--- START OF ITEMS ---

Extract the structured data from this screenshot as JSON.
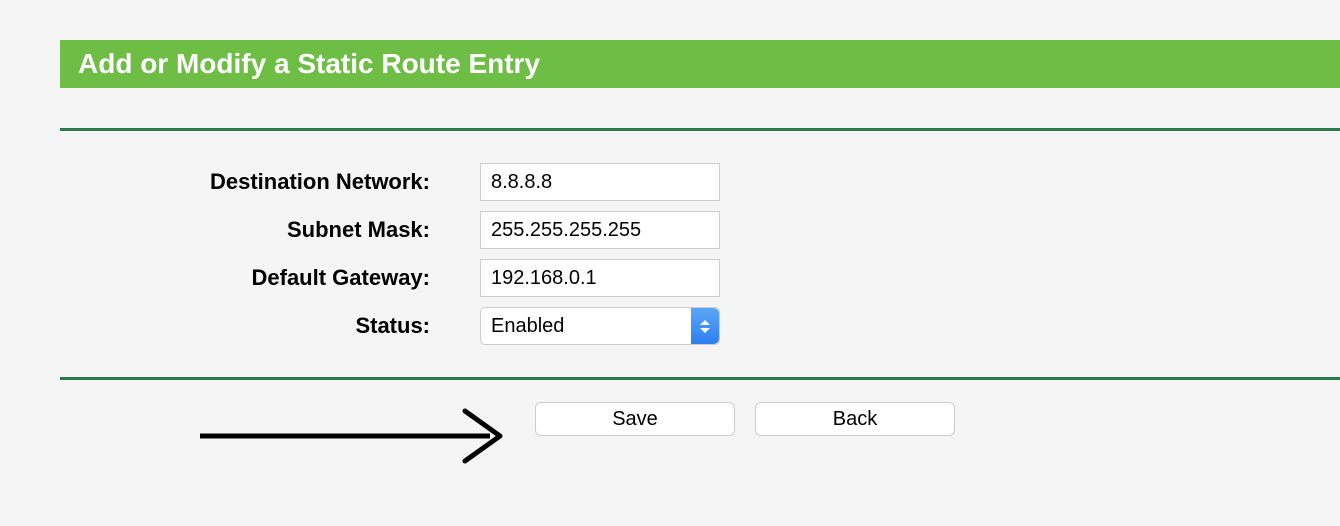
{
  "header": {
    "title": "Add or Modify a Static Route Entry"
  },
  "form": {
    "destination_network": {
      "label": "Destination Network:",
      "value": "8.8.8.8"
    },
    "subnet_mask": {
      "label": "Subnet Mask:",
      "value": "255.255.255.255"
    },
    "default_gateway": {
      "label": "Default Gateway:",
      "value": "192.168.0.1"
    },
    "status": {
      "label": "Status:",
      "value": "Enabled"
    }
  },
  "buttons": {
    "save": "Save",
    "back": "Back"
  }
}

--- END OF ITEMS ---

**WHAT YOU SHOULD DO**
Using the records above, select and copy every line that has the word "value".

**FINAL RESULT**
      "value": "8.8.8.8"
      "value": "255.255.255.255"
      "value": "192.168.0.1"
      "value": "Enabled"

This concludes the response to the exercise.